Aim of the task: Copy every line from the material below that holds "General".

The records:
════════

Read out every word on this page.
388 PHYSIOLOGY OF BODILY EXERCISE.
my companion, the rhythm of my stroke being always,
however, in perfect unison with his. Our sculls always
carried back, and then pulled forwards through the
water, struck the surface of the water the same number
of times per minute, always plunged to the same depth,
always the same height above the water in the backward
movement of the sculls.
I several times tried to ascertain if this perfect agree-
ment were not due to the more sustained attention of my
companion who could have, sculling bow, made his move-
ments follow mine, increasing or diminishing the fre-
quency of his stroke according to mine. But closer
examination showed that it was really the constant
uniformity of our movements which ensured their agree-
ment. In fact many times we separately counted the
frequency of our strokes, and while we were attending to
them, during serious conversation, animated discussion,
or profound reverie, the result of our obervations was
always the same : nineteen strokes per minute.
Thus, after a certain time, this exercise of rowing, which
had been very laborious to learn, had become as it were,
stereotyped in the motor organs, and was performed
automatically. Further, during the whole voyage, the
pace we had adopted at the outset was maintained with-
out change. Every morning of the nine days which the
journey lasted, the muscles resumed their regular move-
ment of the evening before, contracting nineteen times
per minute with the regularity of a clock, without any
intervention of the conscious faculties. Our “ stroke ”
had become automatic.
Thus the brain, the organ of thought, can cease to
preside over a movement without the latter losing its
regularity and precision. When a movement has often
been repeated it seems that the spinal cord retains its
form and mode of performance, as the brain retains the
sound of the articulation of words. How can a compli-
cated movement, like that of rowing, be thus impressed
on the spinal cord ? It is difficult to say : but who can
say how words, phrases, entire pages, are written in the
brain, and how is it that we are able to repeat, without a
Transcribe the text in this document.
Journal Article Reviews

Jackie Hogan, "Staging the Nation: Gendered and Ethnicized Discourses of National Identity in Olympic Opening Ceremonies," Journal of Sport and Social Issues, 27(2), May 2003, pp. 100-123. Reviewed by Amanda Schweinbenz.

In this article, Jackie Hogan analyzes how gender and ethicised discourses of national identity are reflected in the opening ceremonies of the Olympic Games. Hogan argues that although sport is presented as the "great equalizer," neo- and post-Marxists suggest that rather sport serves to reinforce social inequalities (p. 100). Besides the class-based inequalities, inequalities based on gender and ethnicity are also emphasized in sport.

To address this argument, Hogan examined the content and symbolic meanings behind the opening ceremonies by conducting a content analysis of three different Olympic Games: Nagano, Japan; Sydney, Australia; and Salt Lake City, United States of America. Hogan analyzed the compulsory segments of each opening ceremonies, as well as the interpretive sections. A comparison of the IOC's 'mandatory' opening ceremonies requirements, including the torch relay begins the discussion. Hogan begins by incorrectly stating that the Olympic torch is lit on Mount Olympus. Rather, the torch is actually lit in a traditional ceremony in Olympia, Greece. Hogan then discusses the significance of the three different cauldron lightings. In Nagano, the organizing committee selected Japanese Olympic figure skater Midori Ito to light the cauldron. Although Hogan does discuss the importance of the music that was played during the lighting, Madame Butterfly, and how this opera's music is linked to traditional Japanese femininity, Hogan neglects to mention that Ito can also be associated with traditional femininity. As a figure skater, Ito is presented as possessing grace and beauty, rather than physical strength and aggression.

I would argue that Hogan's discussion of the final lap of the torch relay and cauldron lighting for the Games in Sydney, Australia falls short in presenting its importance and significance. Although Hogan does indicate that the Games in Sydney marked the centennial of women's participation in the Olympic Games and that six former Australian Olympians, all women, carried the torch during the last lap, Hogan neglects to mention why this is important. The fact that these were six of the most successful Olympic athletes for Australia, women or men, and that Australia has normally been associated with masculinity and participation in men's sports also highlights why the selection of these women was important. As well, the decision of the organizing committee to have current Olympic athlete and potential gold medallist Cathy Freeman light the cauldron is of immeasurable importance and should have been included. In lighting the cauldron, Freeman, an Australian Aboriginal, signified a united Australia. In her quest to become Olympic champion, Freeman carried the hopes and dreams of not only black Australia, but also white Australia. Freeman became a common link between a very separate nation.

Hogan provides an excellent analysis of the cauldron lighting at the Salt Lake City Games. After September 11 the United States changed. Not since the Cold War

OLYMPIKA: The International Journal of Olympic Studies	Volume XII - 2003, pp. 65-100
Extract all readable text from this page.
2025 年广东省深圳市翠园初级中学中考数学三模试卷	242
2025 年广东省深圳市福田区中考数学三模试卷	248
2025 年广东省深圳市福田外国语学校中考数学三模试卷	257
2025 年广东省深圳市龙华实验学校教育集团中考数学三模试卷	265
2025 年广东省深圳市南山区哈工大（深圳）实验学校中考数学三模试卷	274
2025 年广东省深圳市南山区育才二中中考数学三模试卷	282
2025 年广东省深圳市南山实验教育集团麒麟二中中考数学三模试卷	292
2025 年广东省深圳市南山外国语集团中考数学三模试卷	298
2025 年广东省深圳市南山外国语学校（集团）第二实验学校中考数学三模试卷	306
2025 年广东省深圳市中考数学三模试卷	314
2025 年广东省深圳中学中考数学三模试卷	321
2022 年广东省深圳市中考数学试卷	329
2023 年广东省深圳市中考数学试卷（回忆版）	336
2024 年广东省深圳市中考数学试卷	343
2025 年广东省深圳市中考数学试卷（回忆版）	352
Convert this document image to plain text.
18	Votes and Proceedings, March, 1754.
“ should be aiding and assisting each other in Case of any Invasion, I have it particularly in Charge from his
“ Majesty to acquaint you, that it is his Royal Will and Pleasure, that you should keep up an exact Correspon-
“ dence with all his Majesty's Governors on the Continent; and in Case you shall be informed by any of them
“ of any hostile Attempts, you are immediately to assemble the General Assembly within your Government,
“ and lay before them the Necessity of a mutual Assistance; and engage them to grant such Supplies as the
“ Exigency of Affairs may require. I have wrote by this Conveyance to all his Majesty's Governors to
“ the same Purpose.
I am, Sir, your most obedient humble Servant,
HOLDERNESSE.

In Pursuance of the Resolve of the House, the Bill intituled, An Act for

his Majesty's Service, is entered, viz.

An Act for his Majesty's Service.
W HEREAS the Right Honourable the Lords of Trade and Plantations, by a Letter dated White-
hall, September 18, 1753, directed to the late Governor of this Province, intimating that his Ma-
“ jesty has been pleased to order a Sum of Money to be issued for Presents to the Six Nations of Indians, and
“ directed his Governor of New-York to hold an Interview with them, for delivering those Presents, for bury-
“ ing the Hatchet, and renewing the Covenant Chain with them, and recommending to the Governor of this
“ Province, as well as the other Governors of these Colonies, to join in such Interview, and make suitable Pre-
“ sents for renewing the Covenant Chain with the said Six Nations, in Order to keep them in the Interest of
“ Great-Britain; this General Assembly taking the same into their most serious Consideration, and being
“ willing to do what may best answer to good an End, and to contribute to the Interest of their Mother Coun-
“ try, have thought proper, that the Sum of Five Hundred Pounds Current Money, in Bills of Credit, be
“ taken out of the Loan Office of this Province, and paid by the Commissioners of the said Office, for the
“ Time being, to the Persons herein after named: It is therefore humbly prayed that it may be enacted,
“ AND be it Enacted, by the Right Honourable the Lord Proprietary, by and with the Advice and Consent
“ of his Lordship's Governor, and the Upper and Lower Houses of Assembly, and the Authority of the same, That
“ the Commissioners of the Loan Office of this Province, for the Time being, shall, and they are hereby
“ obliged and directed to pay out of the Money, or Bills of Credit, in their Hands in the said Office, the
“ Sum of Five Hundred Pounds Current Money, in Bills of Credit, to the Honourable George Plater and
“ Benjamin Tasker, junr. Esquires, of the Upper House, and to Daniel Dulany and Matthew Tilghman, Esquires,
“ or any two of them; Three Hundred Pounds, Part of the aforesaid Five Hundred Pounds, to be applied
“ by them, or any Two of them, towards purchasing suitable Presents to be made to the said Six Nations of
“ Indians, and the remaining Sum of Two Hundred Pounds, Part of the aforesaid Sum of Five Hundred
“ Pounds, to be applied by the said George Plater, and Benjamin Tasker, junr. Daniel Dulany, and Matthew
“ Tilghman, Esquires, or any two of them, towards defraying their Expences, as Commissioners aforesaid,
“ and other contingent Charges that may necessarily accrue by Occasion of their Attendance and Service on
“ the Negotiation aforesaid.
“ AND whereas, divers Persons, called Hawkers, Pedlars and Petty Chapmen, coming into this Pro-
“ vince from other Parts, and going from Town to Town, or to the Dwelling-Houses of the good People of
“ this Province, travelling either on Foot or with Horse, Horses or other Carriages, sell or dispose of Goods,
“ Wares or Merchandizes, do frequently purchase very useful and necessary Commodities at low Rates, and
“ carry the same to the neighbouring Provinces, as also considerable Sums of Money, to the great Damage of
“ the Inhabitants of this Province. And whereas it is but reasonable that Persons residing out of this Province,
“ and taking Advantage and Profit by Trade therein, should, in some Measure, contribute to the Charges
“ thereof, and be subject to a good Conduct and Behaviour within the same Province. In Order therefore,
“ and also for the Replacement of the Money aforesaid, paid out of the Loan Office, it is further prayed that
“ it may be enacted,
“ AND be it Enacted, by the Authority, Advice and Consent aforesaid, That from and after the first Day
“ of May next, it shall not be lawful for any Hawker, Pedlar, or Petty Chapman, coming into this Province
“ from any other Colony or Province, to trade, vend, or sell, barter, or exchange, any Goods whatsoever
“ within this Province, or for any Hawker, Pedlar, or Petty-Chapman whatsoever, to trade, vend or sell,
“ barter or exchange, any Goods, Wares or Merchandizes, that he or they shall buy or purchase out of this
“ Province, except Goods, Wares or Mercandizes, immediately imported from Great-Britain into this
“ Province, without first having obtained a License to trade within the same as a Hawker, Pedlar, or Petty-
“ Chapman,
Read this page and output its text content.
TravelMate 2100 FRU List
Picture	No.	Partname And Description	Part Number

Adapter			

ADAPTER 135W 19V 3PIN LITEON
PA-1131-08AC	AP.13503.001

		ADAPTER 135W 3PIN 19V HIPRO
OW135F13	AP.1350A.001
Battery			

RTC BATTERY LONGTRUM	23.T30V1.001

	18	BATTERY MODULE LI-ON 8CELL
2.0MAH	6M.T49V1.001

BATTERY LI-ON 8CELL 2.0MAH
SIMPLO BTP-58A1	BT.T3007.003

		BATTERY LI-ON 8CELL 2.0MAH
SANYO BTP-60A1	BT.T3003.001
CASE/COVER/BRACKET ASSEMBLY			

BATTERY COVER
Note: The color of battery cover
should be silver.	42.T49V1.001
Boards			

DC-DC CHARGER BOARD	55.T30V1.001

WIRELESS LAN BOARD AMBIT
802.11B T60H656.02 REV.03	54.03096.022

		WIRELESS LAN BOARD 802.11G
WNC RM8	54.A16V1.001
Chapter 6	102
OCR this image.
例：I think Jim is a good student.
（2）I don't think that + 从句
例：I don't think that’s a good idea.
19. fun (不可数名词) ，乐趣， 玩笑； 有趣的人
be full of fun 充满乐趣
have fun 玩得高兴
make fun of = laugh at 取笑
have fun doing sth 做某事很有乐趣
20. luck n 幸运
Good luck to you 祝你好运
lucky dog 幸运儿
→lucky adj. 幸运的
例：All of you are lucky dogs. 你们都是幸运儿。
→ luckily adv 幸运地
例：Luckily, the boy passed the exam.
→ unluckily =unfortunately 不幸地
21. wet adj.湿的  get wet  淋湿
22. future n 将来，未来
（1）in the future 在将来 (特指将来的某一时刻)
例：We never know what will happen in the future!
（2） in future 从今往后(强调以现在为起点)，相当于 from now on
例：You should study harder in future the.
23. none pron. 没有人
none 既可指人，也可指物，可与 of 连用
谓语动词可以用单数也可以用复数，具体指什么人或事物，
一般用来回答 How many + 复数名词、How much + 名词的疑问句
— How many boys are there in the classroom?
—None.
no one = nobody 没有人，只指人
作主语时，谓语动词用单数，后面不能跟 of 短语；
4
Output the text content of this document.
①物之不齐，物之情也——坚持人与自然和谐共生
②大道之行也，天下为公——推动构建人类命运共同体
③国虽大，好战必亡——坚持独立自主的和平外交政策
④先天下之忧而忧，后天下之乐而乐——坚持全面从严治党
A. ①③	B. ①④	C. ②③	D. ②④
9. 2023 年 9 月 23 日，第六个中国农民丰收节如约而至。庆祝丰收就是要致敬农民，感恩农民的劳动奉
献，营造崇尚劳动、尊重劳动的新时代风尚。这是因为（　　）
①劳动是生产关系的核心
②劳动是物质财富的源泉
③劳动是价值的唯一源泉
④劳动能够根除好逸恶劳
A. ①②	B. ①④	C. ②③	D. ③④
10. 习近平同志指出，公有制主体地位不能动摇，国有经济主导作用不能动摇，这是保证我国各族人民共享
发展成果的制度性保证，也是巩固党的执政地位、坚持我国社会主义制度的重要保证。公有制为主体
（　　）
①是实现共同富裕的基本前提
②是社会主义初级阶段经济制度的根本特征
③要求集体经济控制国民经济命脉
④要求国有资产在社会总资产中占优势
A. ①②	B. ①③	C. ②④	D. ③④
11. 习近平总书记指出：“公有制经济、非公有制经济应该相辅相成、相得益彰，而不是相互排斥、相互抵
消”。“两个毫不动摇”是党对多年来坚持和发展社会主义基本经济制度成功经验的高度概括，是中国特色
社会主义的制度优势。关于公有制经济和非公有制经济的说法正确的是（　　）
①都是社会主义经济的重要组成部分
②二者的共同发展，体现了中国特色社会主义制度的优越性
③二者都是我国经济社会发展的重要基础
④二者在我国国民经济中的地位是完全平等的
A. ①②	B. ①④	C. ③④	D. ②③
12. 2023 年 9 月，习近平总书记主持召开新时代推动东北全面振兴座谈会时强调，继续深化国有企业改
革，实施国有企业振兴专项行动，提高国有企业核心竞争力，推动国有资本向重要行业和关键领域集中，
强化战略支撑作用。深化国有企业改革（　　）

════════

Output below:
“ of any hostile Attempts, you are immediately to assemble the General Assembly within your Government,
“ Great-Britain; this General Assembly taking the same into their most serious Consideration, and being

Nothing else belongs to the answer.